EXERCISE INSTRUCTIONS:
Repeat each entry as written, dropping any picture you find.

[start of LISTED RECORDS]

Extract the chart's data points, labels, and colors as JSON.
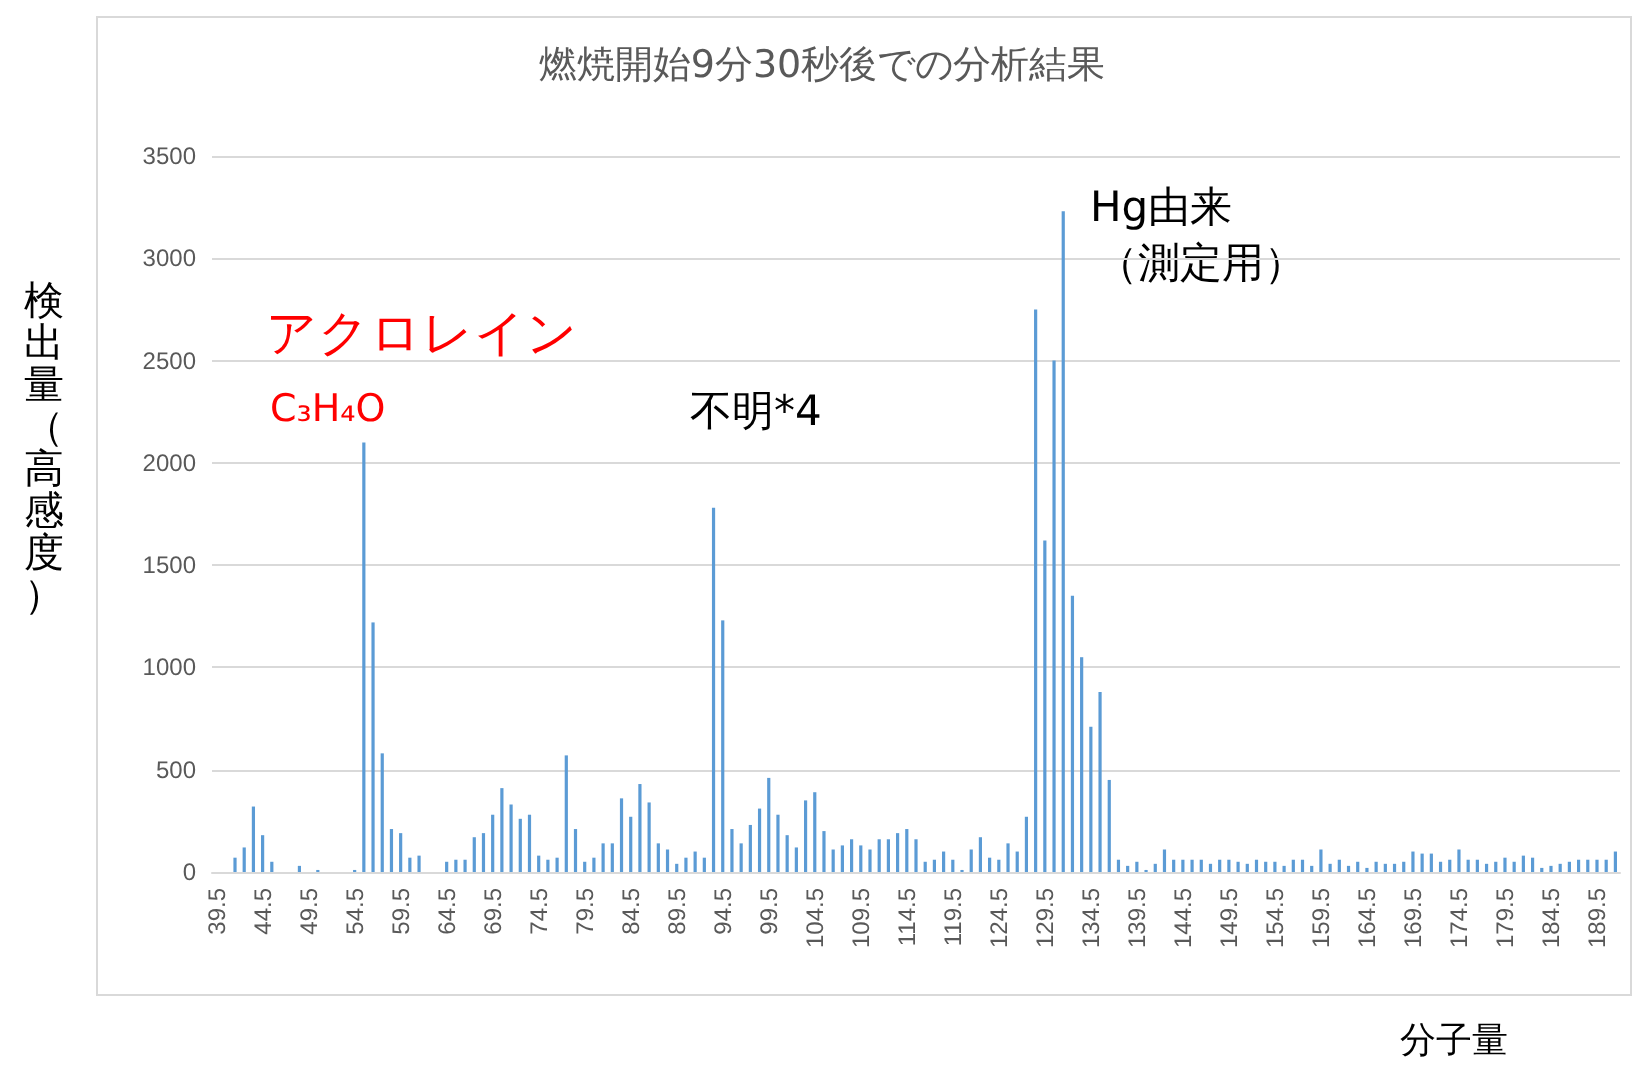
{
  "chart_data": {
    "type": "bar",
    "title": "燃焼開始9分30秒後での分析結果",
    "xlabel": "分子量",
    "ylabel": "検出量（高感度）",
    "annotations": [
      "アクロレイン",
      "C₃H₄O",
      "不明*4",
      "Hg由来",
      "（測定用）"
    ],
    "categories": [
      "39.5",
      null,
      null,
      null,
      null,
      "44.5",
      null,
      null,
      null,
      null,
      "49.5",
      null,
      null,
      null,
      null,
      "54.5",
      null,
      null,
      null,
      null,
      "59.5",
      null,
      null,
      null,
      null,
      "64.5",
      null,
      null,
      null,
      null,
      "69.5",
      null,
      null,
      null,
      null,
      "74.5",
      null,
      null,
      null,
      null,
      "79.5",
      null,
      null,
      null,
      null,
      "84.5",
      null,
      null,
      null,
      null,
      "89.5",
      null,
      null,
      null,
      null,
      "94.5",
      null,
      null,
      null,
      null,
      "99.5",
      null,
      null,
      null,
      null,
      "104.5",
      null,
      null,
      null,
      null,
      "109.5",
      null,
      null,
      null,
      null,
      "114.5",
      null,
      null,
      null,
      null,
      "119.5",
      null,
      null,
      null,
      null,
      "124.5",
      null,
      null,
      null,
      null,
      "129.5",
      null,
      null,
      null,
      null,
      "134.5",
      null,
      null,
      null,
      null,
      "139.5",
      null,
      null,
      null,
      null,
      "144.5",
      null,
      null,
      null,
      null,
      "149.5",
      null,
      null,
      null,
      null,
      "154.5",
      null,
      null,
      null,
      null,
      "159.5",
      null,
      null,
      null,
      null,
      "164.5",
      null,
      null,
      null,
      null,
      "169.5",
      null,
      null,
      null,
      null,
      "174.5",
      null,
      null,
      null,
      null,
      "179.5",
      null,
      null,
      null,
      null,
      "184.5",
      null,
      null,
      null,
      null,
      "189.5",
      null,
      null
    ],
    "values": [
      0,
      0,
      70,
      120,
      320,
      180,
      50,
      0,
      0,
      30,
      0,
      10,
      0,
      0,
      0,
      10,
      2100,
      1220,
      580,
      210,
      190,
      70,
      80,
      0,
      0,
      50,
      60,
      60,
      170,
      190,
      280,
      410,
      330,
      260,
      280,
      80,
      60,
      70,
      570,
      210,
      50,
      70,
      140,
      140,
      360,
      270,
      430,
      340,
      140,
      110,
      40,
      70,
      100,
      70,
      1780,
      1230,
      210,
      140,
      230,
      310,
      460,
      280,
      180,
      120,
      350,
      390,
      200,
      110,
      130,
      160,
      130,
      110,
      160,
      160,
      190,
      210,
      160,
      50,
      60,
      100,
      60,
      10,
      110,
      170,
      70,
      60,
      140,
      100,
      270,
      2750,
      1620,
      2500,
      3230,
      1350,
      1050,
      710,
      880,
      450,
      60,
      30,
      50,
      10,
      40,
      110,
      60,
      60,
      60,
      60,
      40,
      60,
      60,
      50,
      40,
      60,
      50,
      50,
      30,
      60,
      60,
      30,
      110,
      40,
      60,
      30,
      50,
      20,
      50,
      40,
      40,
      50,
      100,
      90,
      90,
      50,
      60,
      110,
      60,
      60,
      40,
      50,
      70,
      50,
      80,
      70,
      20,
      30,
      40,
      50,
      60,
      60,
      60,
      60,
      100
    ],
    "color": "#5b9bd5",
    "ylim": [
      0,
      3500
    ],
    "yticks": [
      0,
      500,
      1000,
      1500,
      2000,
      2500,
      3000,
      3500
    ],
    "grid": "y"
  }
}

[end of LISTED RECORDS]

SOLUTION FOR THIS PROBLEM:
Extract the chart's data points, labels, and colors as JSON.
{
  "chart_data": {
    "type": "bar",
    "title": "燃焼開始9分30秒後での分析結果",
    "xlabel": "分子量",
    "ylabel": "検出量（高感度）",
    "annotations": [
      "アクロレイン",
      "C₃H₄O",
      "不明*4",
      "Hg由来",
      "（測定用）"
    ],
    "categories": [
      "39.5",
      null,
      null,
      null,
      null,
      "44.5",
      null,
      null,
      null,
      null,
      "49.5",
      null,
      null,
      null,
      null,
      "54.5",
      null,
      null,
      null,
      null,
      "59.5",
      null,
      null,
      null,
      null,
      "64.5",
      null,
      null,
      null,
      null,
      "69.5",
      null,
      null,
      null,
      null,
      "74.5",
      null,
      null,
      null,
      null,
      "79.5",
      null,
      null,
      null,
      null,
      "84.5",
      null,
      null,
      null,
      null,
      "89.5",
      null,
      null,
      null,
      null,
      "94.5",
      null,
      null,
      null,
      null,
      "99.5",
      null,
      null,
      null,
      null,
      "104.5",
      null,
      null,
      null,
      null,
      "109.5",
      null,
      null,
      null,
      null,
      "114.5",
      null,
      null,
      null,
      null,
      "119.5",
      null,
      null,
      null,
      null,
      "124.5",
      null,
      null,
      null,
      null,
      "129.5",
      null,
      null,
      null,
      null,
      "134.5",
      null,
      null,
      null,
      null,
      "139.5",
      null,
      null,
      null,
      null,
      "144.5",
      null,
      null,
      null,
      null,
      "149.5",
      null,
      null,
      null,
      null,
      "154.5",
      null,
      null,
      null,
      null,
      "159.5",
      null,
      null,
      null,
      null,
      "164.5",
      null,
      null,
      null,
      null,
      "169.5",
      null,
      null,
      null,
      null,
      "174.5",
      null,
      null,
      null,
      null,
      "179.5",
      null,
      null,
      null,
      null,
      "184.5",
      null,
      null,
      null,
      null,
      "189.5",
      null,
      null
    ],
    "values": [
      0,
      0,
      70,
      120,
      320,
      180,
      50,
      0,
      0,
      30,
      0,
      10,
      0,
      0,
      0,
      10,
      2100,
      1220,
      580,
      210,
      190,
      70,
      80,
      0,
      0,
      50,
      60,
      60,
      170,
      190,
      280,
      410,
      330,
      260,
      280,
      80,
      60,
      70,
      570,
      210,
      50,
      70,
      140,
      140,
      360,
      270,
      430,
      340,
      140,
      110,
      40,
      70,
      100,
      70,
      1780,
      1230,
      210,
      140,
      230,
      310,
      460,
      280,
      180,
      120,
      350,
      390,
      200,
      110,
      130,
      160,
      130,
      110,
      160,
      160,
      190,
      210,
      160,
      50,
      60,
      100,
      60,
      10,
      110,
      170,
      70,
      60,
      140,
      100,
      270,
      2750,
      1620,
      2500,
      3230,
      1350,
      1050,
      710,
      880,
      450,
      60,
      30,
      50,
      10,
      40,
      110,
      60,
      60,
      60,
      60,
      40,
      60,
      60,
      50,
      40,
      60,
      50,
      50,
      30,
      60,
      60,
      30,
      110,
      40,
      60,
      30,
      50,
      20,
      50,
      40,
      40,
      50,
      100,
      90,
      90,
      50,
      60,
      110,
      60,
      60,
      40,
      50,
      70,
      50,
      80,
      70,
      20,
      30,
      40,
      50,
      60,
      60,
      60,
      60,
      100
    ],
    "color": "#5b9bd5",
    "ylim": [
      0,
      3500
    ],
    "yticks": [
      0,
      500,
      1000,
      1500,
      2000,
      2500,
      3000,
      3500
    ],
    "grid": "y"
  }
}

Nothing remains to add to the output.